--- Tugas Tertulis ---
a) Menurut ulasan film War for the Planet of the Apes, siapa yang menulis naskah ceritanya bersama Matt Reeves?
b) Lanjutkan ulasan film War for the Planet of the Apes mulai dari kalimat terakhirnya.

--- Kutipan Teks ---
%%
Review

Info
Studio : Chernin Entertainment
Genre : Action, Adventure, Drama
Director : Matt Reeves
Producer : Peter Chernin, Dylan Clark, Rick Jaffa, Amanda Silver
Starring : Andy Serkis, Woody Harrelson, Amiah Miller, Steve Zahn, Karin Konoval

Senin, 31 Juli 2017 - 10:00:11 WIB
Flick Review : War for the Planet of the Apes
Review oleh : Amir Syarif Siregar (@Sir_AmirSyarif) - Dibaca: 1936 kali


Sukses mengarahkan Dawn of the Planet of the Apes (2014) – setelah sebelumnya menggantikan posisi Rupert Wyatt yang mengarahkan Rise of the Planet of the Apes (2011), Matt Reeves kembali duduk di kursi penyutradaraan bagi film ketiga dalam seri film Planet of the Apes, War for the Planet of the Apes. Dengan naskah cerita yang ditangani Reeves bersama dengan Mark Bomback, War for the Planet of the Apes mengisahkan kelanjutan perjalanan Caesar (Andy Serkis – lewat penggunaan performance-capture technology) dan kawanannya yang berusaha untuk menemukan sebuah lokasi baru yang aman untuk mereka tinggali. Bukan sebuah persoalan yang mudah. Meskipun musuhnya, Koba (Toby Kebbell – lewat penggunaan performance-capture technology), telah tewas, namun para pengikutnya masih senantiasa mencoba untuk menjatuhkan Caesar dari singgasananya. Para pengikut Koba bahkan telah bekerjasama dengan pihak manusia – faksi militer yang menamakan dirinya Alpha-Omega yang bertujuan untuk memusnahkan populasi para kera yang dianggap memiliki potensi untuk menyebarkan sebuah penyakit berbahaya yang belum ditemukan obatnya. Dan ancaman tersebut kian nyata setelah pimpinan Alpha-Omega yang disebut sebagai The Colonel (Woody Harrelson) mulai mengetahui dimana letak persembunyian Caesar dan kawanan keranya.
%%
--- Cuplikan Data ---
%%
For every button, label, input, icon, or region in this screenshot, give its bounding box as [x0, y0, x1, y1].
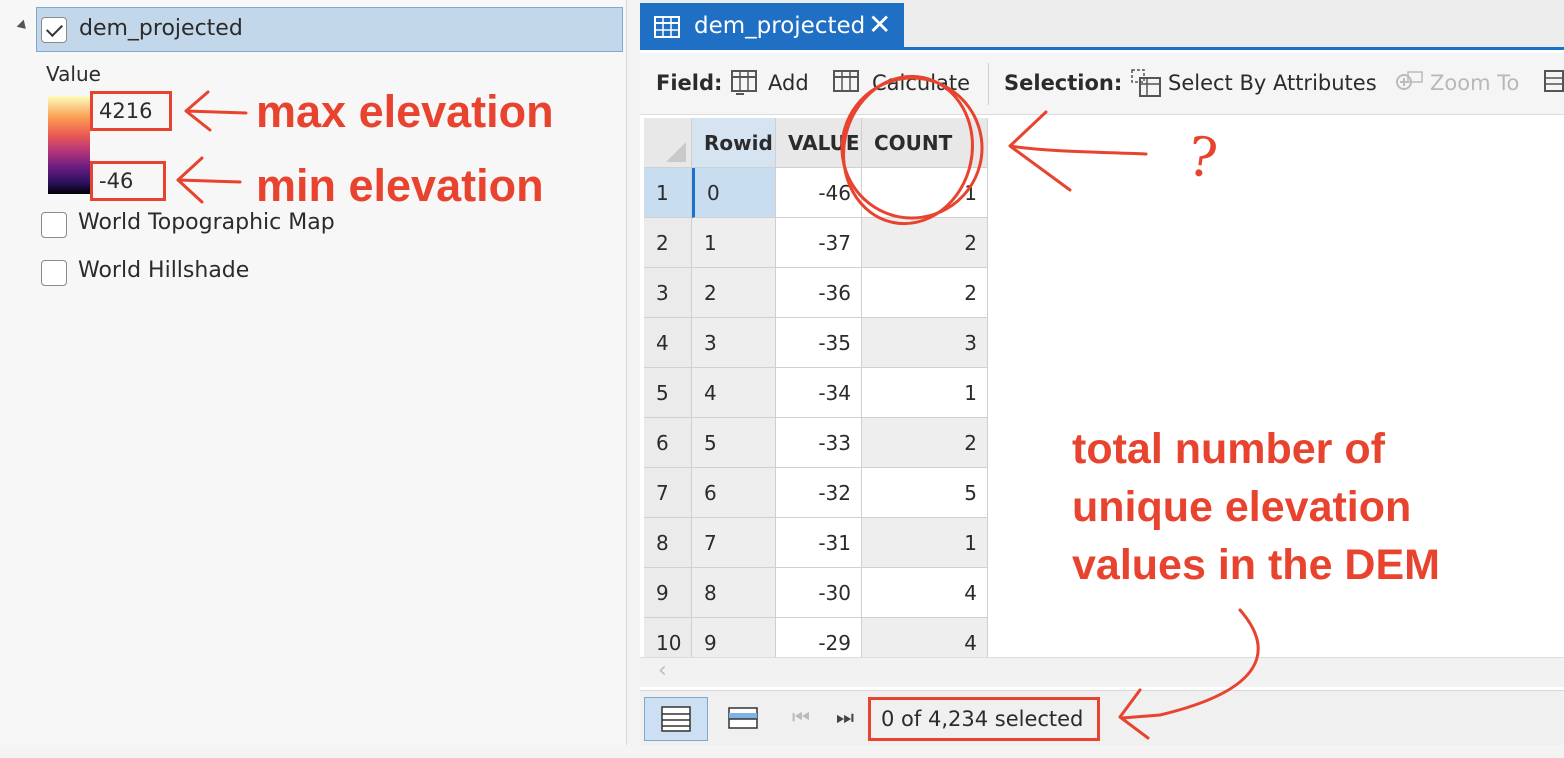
- table-icon: [654, 16, 680, 38]
- selection-count-text: 0 of 4,234 selected: [868, 697, 1100, 741]
- layer-name: dem_projected: [79, 16, 243, 41]
- cell-rowid[interactable]: 7: [692, 518, 776, 568]
- layer-label-hillshade[interactable]: World Hillshade: [78, 258, 249, 283]
- close-icon[interactable]: ✕: [868, 9, 891, 41]
- tab-dem-projected[interactable]: dem_projected ✕: [640, 3, 904, 50]
- cell-value[interactable]: -32: [776, 468, 862, 518]
- row-number[interactable]: 8: [644, 518, 692, 568]
- cell-value[interactable]: -36: [776, 268, 862, 318]
- legend-title: Value: [46, 62, 101, 86]
- add-field-button[interactable]: Add: [768, 71, 809, 95]
- cell-count[interactable]: 1: [862, 518, 988, 568]
- layer-visibility-checkbox[interactable]: [41, 17, 67, 43]
- cell-count[interactable]: 2: [862, 418, 988, 468]
- table-status-bar: ⏮ ⏭ 0 of 4,234 selected: [640, 690, 1564, 745]
- selection-label: Selection:: [1004, 71, 1123, 95]
- row-number[interactable]: 2: [644, 218, 692, 268]
- row-number[interactable]: 3: [644, 268, 692, 318]
- horizontal-scrollbar[interactable]: ‹: [640, 657, 1564, 687]
- cell-count[interactable]: 5: [862, 468, 988, 518]
- corner-triangle-icon: [666, 142, 686, 162]
- color-ramp: [48, 96, 90, 194]
- annotation-max-elevation: max elevation: [256, 86, 554, 137]
- contents-pane: dem_projected Value 4216 -46 World Topog…: [0, 0, 627, 745]
- row-number[interactable]: 9: [644, 568, 692, 618]
- cell-rowid[interactable]: 5: [692, 418, 776, 468]
- select-by-attributes-icon[interactable]: [1130, 68, 1162, 98]
- zoom-to-button[interactable]: Zoom To: [1430, 71, 1519, 95]
- field-label: Field:: [656, 71, 723, 95]
- cell-count[interactable]: 3: [862, 318, 988, 368]
- layer-checkbox-hillshade[interactable]: [41, 260, 67, 286]
- scroll-left-icon[interactable]: ‹: [658, 658, 667, 683]
- cell-rowid[interactable]: 1: [692, 218, 776, 268]
- cell-value[interactable]: -31: [776, 518, 862, 568]
- column-header-count[interactable]: COUNT: [862, 118, 988, 168]
- tab-title: dem_projected: [694, 13, 866, 39]
- ramp-max-label: 4216: [90, 91, 172, 131]
- calculate-field-icon[interactable]: [832, 68, 862, 98]
- annotation-line-1: total number of: [1072, 425, 1385, 473]
- annotation-total-unique: total number of unique elevation values …: [1072, 420, 1440, 594]
- first-page-icon[interactable]: ⏮: [792, 705, 810, 729]
- row-number[interactable]: 1: [644, 168, 692, 218]
- cell-rowid[interactable]: 4: [692, 368, 776, 418]
- cell-value[interactable]: -46: [776, 168, 862, 218]
- column-header-rowid[interactable]: Rowid: [692, 118, 776, 168]
- cell-rowid[interactable]: 6: [692, 468, 776, 518]
- annotation-min-elevation: min elevation: [256, 160, 544, 211]
- column-header-value[interactable]: VALUE: [776, 118, 862, 168]
- row-number[interactable]: 4: [644, 318, 692, 368]
- attribute-table-view: dem_projected ✕ Field: Add Calculate Sel…: [640, 0, 1564, 745]
- row-number[interactable]: 5: [644, 368, 692, 418]
- zoom-to-icon[interactable]: [1392, 68, 1424, 98]
- cell-rowid[interactable]: 2: [692, 268, 776, 318]
- cell-rowid[interactable]: 3: [692, 318, 776, 368]
- cell-value[interactable]: -30: [776, 568, 862, 618]
- cell-count[interactable]: 2: [862, 218, 988, 268]
- table-toolbar: Field: Add Calculate Selection: Select B…: [640, 53, 1564, 115]
- tab-strip: dem_projected ✕: [640, 0, 1564, 50]
- all-records-icon: [661, 706, 691, 732]
- collapse-arrow-icon[interactable]: [16, 19, 30, 33]
- ramp-min-label: -46: [90, 161, 166, 201]
- selected-records-icon[interactable]: [728, 707, 758, 729]
- layer-item-dem-projected[interactable]: dem_projected: [36, 7, 623, 52]
- row-number[interactable]: 7: [644, 468, 692, 518]
- cell-rowid[interactable]: 8: [692, 568, 776, 618]
- calculate-field-button[interactable]: Calculate: [872, 71, 970, 95]
- cell-value[interactable]: -35: [776, 318, 862, 368]
- more-tools-icon[interactable]: [1543, 68, 1564, 98]
- annotation-line-2: unique elevation: [1072, 483, 1412, 531]
- annotation-line-3: values in the DEM: [1072, 541, 1440, 589]
- cell-count[interactable]: 4: [862, 568, 988, 618]
- toolbar-divider: [988, 63, 989, 105]
- last-page-icon[interactable]: ⏭: [836, 705, 854, 729]
- cell-rowid[interactable]: 0: [692, 168, 776, 218]
- add-field-icon[interactable]: [730, 68, 760, 98]
- layer-checkbox-topographic[interactable]: [41, 212, 67, 238]
- cell-count[interactable]: 1: [862, 168, 988, 218]
- select-by-attributes-button[interactable]: Select By Attributes: [1168, 71, 1377, 95]
- select-all-corner[interactable]: [644, 118, 692, 168]
- show-all-records-button[interactable]: [644, 697, 708, 741]
- cell-count[interactable]: 1: [862, 368, 988, 418]
- row-number[interactable]: 6: [644, 418, 692, 468]
- cell-value[interactable]: -37: [776, 218, 862, 268]
- cell-value[interactable]: -34: [776, 368, 862, 418]
- cell-value[interactable]: -33: [776, 418, 862, 468]
- cell-count[interactable]: 2: [862, 268, 988, 318]
- layer-label-topographic[interactable]: World Topographic Map: [78, 210, 335, 235]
%%
--- Kunci Jawaban ---
a) Mark Bomback.

b)
Ketika 20th Century Fox pertama kali mengumumkan bahwa rumah produksi tersebut akan memproduksi sebuah seri film yang menjadi reboot bagi seri film klasik Planet of the Apes (1968 – 1973), mungkin tidak ada seorangpun yang akan menyangka bahwa seri Planet of the Apes terbaru tersebut akan mampu meraih kesuksesan. Bukan sebuah prasangka yang sepenuhnya salah. Setelah Tim Burton gagal dalam usahanya untuk menghidupkan kembali seri film tersebut lewat remake Planet of the Apes (2001) dan diiringi dengan semakin banyaknya proyek daur ulang karya-karya klasik yang semakin menandai hilangnya ide segar dari Hollywood, wajar saja bila keberadaan seri terbaru Planet of the Apes disambut dengan rasa skeptis dari banyak pihak. Namun, dengan naskah cerita berkualitas dari Rick Jaffa dan Amanda Silver sekaligus pengarahan cerdas dari Wyatt, film pertama dari seri Planet of the Apes terbaru yang diarahkan untuk menjadi sebuah origin story, Rise of the Planet of the Apes, berhasil meraih kesuksesan – tidak hanya dari segi komersial namun juga mampu meraih tanggapan positif dari banyak kritikus film dunia. Estafet kesuksesan Wyatt lewat Rise of the Planet of the Apes kemudian diteruskan oleh Reeves melalui Dawn of the Planet of the Apes yang bahkan berhasil meraih kesuksesan – baik komersial maupun kritikal – yang lebih besar lagi.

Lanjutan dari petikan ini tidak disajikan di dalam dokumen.